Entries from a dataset
** START **
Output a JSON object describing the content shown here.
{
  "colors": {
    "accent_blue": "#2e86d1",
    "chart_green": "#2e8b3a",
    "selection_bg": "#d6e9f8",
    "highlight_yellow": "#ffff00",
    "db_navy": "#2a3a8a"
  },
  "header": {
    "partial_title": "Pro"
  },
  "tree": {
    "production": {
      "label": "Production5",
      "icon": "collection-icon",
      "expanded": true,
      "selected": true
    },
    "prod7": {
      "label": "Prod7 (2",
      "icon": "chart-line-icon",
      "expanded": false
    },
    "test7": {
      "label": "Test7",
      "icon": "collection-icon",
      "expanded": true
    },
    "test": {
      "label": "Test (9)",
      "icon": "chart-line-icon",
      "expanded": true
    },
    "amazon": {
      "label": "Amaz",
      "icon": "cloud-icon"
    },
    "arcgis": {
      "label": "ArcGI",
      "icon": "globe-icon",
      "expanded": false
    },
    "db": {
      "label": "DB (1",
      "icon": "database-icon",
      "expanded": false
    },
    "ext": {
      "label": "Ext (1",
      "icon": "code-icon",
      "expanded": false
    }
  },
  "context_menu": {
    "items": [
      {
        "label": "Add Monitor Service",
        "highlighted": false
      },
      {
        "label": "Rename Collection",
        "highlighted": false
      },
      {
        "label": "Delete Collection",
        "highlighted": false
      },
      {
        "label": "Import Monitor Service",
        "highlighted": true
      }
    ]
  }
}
** END **
Reproduce every record above exactly as it appears.

Answer in full:
Output a JSON object describing the content shown here.
{
  "colors": {
    "accent_blue": "#2e86d1",
    "chart_green": "#2e8b3a",
    "selection_bg": "#d6e9f8",
    "highlight_yellow": "#ffff00",
    "db_navy": "#2a3a8a"
  },
  "header": {
    "partial_title": "Pro"
  },
  "tree": {
    "production": {
      "label": "Production5",
      "icon": "collection-icon",
      "expanded": true,
      "selected": true
    },
    "prod7": {
      "label": "Prod7 (2",
      "icon": "chart-line-icon",
      "expanded": false
    },
    "test7": {
      "label": "Test7",
      "icon": "collection-icon",
      "expanded": true
    },
    "test": {
      "label": "Test (9)",
      "icon": "chart-line-icon",
      "expanded": true
    },
    "amazon": {
      "label": "Amaz",
      "icon": "cloud-icon"
    },
    "arcgis": {
      "label": "ArcGI",
      "icon": "globe-icon",
      "expanded": false
    },
    "db": {
      "label": "DB (1",
      "icon": "database-icon",
      "expanded": false
    },
    "ext": {
      "label": "Ext (1",
      "icon": "code-icon",
      "expanded": false
    }
  },
  "context_menu": {
    "items": [
      {
        "label": "Add Monitor Service",
        "highlighted": false
      },
      {
        "label": "Rename Collection",
        "highlighted": false
      },
      {
        "label": "Delete Collection",
        "highlighted": false
      },
      {
        "label": "Import Monitor Service",
        "highlighted": true
      }
    ]
  }
}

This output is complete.